• **Challenge**
Please convert the part of the listing below that opens with the line containing "259, 891, 296]" and closes with the line containing "530, 1075, 541]", both included, into a JSON list of strings with one string per line and any blank lines left out.

• **Supplied records**
***
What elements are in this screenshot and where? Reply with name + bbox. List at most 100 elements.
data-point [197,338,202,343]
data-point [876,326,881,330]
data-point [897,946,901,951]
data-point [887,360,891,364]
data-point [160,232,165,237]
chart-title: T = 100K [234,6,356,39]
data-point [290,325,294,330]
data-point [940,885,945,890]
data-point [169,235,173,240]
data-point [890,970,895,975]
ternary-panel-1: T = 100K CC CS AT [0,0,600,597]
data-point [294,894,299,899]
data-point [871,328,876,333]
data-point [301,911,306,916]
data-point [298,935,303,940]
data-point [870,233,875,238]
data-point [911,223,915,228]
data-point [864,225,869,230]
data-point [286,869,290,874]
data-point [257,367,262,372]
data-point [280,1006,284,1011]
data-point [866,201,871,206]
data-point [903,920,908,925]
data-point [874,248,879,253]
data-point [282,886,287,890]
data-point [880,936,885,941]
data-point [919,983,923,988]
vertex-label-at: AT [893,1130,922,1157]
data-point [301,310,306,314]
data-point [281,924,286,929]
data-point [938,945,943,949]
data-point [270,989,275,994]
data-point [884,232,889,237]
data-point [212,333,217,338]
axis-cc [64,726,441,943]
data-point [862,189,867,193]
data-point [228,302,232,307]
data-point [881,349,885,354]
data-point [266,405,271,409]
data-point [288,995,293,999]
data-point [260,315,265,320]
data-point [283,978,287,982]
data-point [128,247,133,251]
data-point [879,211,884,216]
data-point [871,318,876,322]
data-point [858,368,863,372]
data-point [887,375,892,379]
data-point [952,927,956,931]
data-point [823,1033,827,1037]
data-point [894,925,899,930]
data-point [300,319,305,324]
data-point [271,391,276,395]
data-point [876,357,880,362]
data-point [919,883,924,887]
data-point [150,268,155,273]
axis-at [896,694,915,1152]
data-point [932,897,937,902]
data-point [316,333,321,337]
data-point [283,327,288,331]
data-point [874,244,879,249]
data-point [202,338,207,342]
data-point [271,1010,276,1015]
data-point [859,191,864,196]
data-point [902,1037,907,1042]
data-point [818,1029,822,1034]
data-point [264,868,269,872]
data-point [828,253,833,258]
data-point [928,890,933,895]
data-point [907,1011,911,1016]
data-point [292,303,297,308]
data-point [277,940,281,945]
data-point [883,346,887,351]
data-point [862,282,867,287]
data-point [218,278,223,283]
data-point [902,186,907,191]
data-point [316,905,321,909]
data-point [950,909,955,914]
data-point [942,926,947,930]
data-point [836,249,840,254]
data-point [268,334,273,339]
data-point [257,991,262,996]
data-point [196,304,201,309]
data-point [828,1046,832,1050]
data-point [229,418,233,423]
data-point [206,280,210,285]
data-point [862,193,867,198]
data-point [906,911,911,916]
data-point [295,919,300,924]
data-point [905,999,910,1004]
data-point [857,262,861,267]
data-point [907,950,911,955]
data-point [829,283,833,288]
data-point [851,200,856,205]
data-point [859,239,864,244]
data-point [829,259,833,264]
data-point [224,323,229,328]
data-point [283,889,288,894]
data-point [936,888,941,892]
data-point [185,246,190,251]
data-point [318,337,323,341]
***
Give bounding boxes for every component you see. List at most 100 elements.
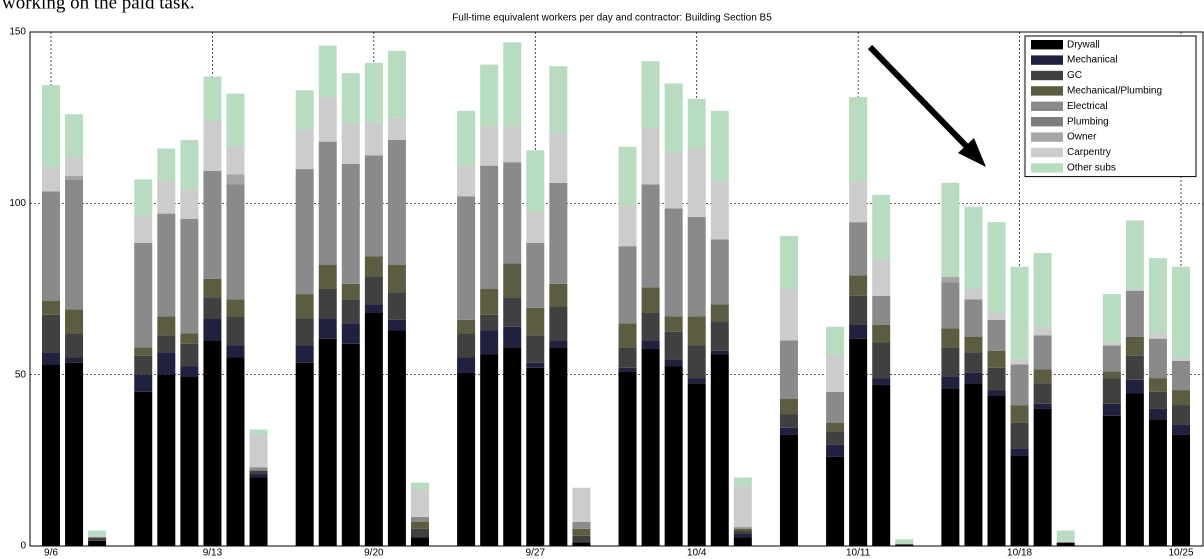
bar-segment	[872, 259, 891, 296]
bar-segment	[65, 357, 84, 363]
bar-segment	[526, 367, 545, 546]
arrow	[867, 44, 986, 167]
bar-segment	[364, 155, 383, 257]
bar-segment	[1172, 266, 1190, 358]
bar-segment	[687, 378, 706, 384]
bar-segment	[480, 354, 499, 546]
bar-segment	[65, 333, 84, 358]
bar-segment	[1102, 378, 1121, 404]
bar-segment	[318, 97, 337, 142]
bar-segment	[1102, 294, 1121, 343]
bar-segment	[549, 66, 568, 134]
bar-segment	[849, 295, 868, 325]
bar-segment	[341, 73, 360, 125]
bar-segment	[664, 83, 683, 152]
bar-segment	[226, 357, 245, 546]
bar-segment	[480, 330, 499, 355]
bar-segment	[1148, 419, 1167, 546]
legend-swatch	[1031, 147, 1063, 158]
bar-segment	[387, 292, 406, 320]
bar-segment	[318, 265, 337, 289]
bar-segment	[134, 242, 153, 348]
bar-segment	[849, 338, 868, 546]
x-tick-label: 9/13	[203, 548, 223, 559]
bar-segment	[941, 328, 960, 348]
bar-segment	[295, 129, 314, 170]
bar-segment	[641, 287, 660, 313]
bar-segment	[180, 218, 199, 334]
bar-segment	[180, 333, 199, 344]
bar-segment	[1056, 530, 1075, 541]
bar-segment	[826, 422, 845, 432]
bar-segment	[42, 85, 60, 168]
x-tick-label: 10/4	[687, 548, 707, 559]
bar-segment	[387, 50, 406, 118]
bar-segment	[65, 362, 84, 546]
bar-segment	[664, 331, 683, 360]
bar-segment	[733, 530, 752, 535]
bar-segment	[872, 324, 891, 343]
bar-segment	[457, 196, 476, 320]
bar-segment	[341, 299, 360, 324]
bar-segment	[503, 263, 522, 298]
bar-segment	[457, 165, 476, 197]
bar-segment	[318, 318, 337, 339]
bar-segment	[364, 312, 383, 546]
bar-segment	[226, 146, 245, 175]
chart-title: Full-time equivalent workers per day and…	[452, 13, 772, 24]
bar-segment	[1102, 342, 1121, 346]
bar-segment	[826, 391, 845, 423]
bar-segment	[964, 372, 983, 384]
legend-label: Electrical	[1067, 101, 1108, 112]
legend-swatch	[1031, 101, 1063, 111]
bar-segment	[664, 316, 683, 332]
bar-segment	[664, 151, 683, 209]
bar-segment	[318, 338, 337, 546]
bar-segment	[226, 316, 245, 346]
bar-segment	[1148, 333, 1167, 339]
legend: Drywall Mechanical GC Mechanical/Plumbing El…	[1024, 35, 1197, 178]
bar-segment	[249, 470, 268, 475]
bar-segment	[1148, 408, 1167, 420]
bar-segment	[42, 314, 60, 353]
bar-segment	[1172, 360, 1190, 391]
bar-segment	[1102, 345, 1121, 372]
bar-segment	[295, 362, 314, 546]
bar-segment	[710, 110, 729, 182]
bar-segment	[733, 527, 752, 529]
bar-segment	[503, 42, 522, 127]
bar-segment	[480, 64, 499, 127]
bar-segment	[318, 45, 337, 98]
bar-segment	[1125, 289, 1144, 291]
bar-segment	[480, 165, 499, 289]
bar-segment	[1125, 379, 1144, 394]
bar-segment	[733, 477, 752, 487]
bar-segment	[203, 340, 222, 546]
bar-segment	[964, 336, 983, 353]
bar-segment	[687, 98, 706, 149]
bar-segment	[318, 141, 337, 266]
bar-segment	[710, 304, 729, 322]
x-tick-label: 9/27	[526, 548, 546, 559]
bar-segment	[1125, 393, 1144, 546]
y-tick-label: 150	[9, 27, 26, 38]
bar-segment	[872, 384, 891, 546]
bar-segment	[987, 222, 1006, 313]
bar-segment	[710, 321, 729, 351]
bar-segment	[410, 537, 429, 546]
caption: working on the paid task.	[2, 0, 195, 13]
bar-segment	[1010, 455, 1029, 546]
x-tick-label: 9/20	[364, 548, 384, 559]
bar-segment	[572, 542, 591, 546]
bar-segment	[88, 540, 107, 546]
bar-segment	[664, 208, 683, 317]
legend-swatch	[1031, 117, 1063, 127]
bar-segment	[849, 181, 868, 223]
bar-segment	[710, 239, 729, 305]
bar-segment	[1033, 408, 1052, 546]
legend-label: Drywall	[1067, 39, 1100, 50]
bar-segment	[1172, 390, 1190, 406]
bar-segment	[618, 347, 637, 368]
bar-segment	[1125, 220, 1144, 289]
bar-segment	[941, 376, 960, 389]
***
• **The result**
[
  "bar-segment\t[872, 259, 891, 296]",
  "bar-segment\t[65, 357, 84, 363]",
  "bar-segment\t[526, 367, 545, 546]",
  "arrow\t[867, 44, 986, 167]",
  "bar-segment\t[364, 155, 383, 257]",
  "bar-segment\t[1172, 266, 1190, 358]",
  "bar-segment\t[687, 378, 706, 384]",
  "bar-segment\t[480, 354, 499, 546]",
  "bar-segment\t[65, 333, 84, 358]",
  "bar-segment\t[1102, 378, 1121, 404]",
  "bar-segment\t[318, 97, 337, 142]",
  "bar-segment\t[1102, 294, 1121, 343]",
  "bar-segment\t[549, 66, 568, 134]",
  "bar-segment\t[849, 295, 868, 325]",
  "bar-segment\t[341, 73, 360, 125]",
  "bar-segment\t[664, 83, 683, 152]",
  "bar-segment\t[226, 357, 245, 546]",
  "bar-segment\t[480, 330, 499, 355]",
  "bar-segment\t[1148, 419, 1167, 546]",
  "legend-swatch\t[1031, 147, 1063, 158]",
  "bar-segment\t[387, 292, 406, 320]",
  "bar-segment\t[318, 265, 337, 289]",
  "bar-segment\t[134, 242, 153, 348]",
  "bar-segment\t[849, 338, 868, 546]",
  "x-tick-label: 9/13\t[203, 548, 223, 559]",
  "bar-segment\t[941, 328, 960, 348]",
  "bar-segment\t[295, 129, 314, 170]",
  "bar-segment\t[641, 287, 660, 313]",
  "bar-segment\t[180, 218, 199, 334]",
  "bar-segment\t[180, 333, 199, 344]",
  "bar-segment\t[1056, 530, 1075, 541]"
]